TASK DIRECTIONS:
Print every entry, word for word, and skip the images.
□ □ □ □
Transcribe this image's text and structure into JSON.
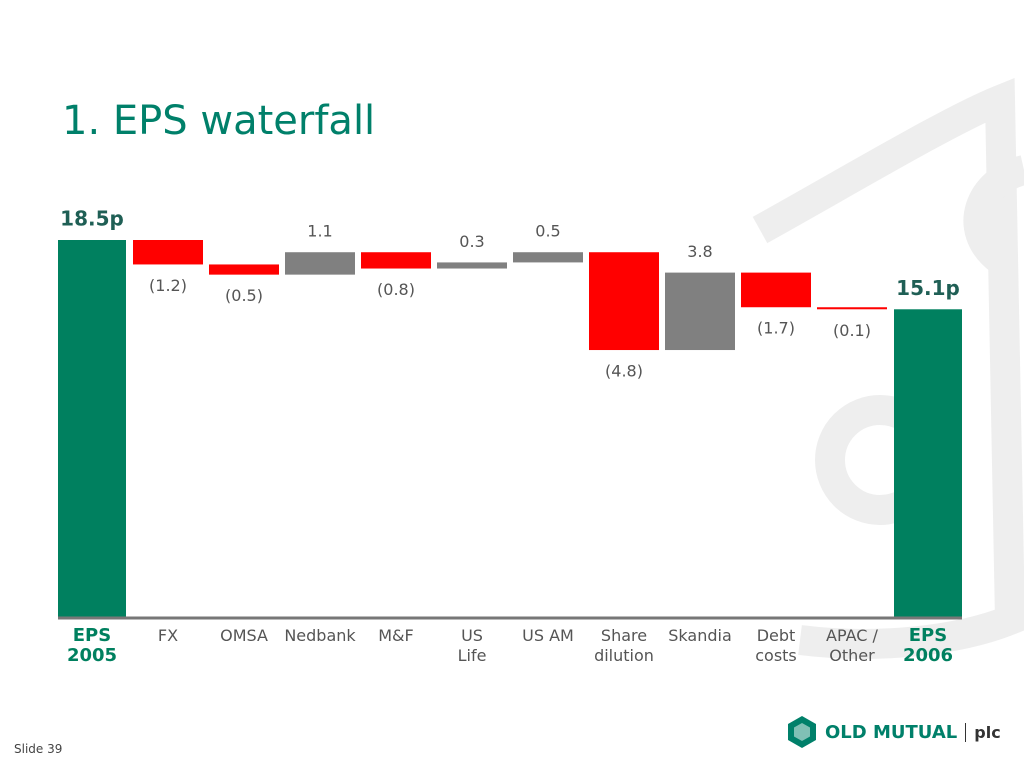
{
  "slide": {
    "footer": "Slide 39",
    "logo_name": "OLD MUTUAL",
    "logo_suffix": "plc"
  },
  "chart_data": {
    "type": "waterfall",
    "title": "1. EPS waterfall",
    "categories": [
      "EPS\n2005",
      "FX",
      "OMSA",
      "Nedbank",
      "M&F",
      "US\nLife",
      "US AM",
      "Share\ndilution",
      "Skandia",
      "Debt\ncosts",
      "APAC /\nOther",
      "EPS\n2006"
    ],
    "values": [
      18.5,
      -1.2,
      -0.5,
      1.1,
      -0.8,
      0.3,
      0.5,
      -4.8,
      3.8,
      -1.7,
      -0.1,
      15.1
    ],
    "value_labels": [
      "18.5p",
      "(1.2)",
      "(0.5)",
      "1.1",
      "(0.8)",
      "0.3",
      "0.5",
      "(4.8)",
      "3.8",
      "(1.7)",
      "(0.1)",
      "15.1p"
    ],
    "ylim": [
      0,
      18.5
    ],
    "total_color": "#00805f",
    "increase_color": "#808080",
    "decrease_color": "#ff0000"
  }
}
□ □ □ □
WRITTEN RESPONSE:
Transcribe this image's text and structure into JSON.
{
  "slide": {
    "footer": "Slide 39",
    "logo_name": "OLD MUTUAL",
    "logo_suffix": "plc"
  },
  "chart_data": {
    "type": "waterfall",
    "title": "1. EPS waterfall",
    "categories": [
      "EPS\n2005",
      "FX",
      "OMSA",
      "Nedbank",
      "M&F",
      "US\nLife",
      "US AM",
      "Share\ndilution",
      "Skandia",
      "Debt\ncosts",
      "APAC /\nOther",
      "EPS\n2006"
    ],
    "values": [
      18.5,
      -1.2,
      -0.5,
      1.1,
      -0.8,
      0.3,
      0.5,
      -4.8,
      3.8,
      -1.7,
      -0.1,
      15.1
    ],
    "value_labels": [
      "18.5p",
      "(1.2)",
      "(0.5)",
      "1.1",
      "(0.8)",
      "0.3",
      "0.5",
      "(4.8)",
      "3.8",
      "(1.7)",
      "(0.1)",
      "15.1p"
    ],
    "ylim": [
      0,
      18.5
    ],
    "total_color": "#00805f",
    "increase_color": "#808080",
    "decrease_color": "#ff0000"
  }
}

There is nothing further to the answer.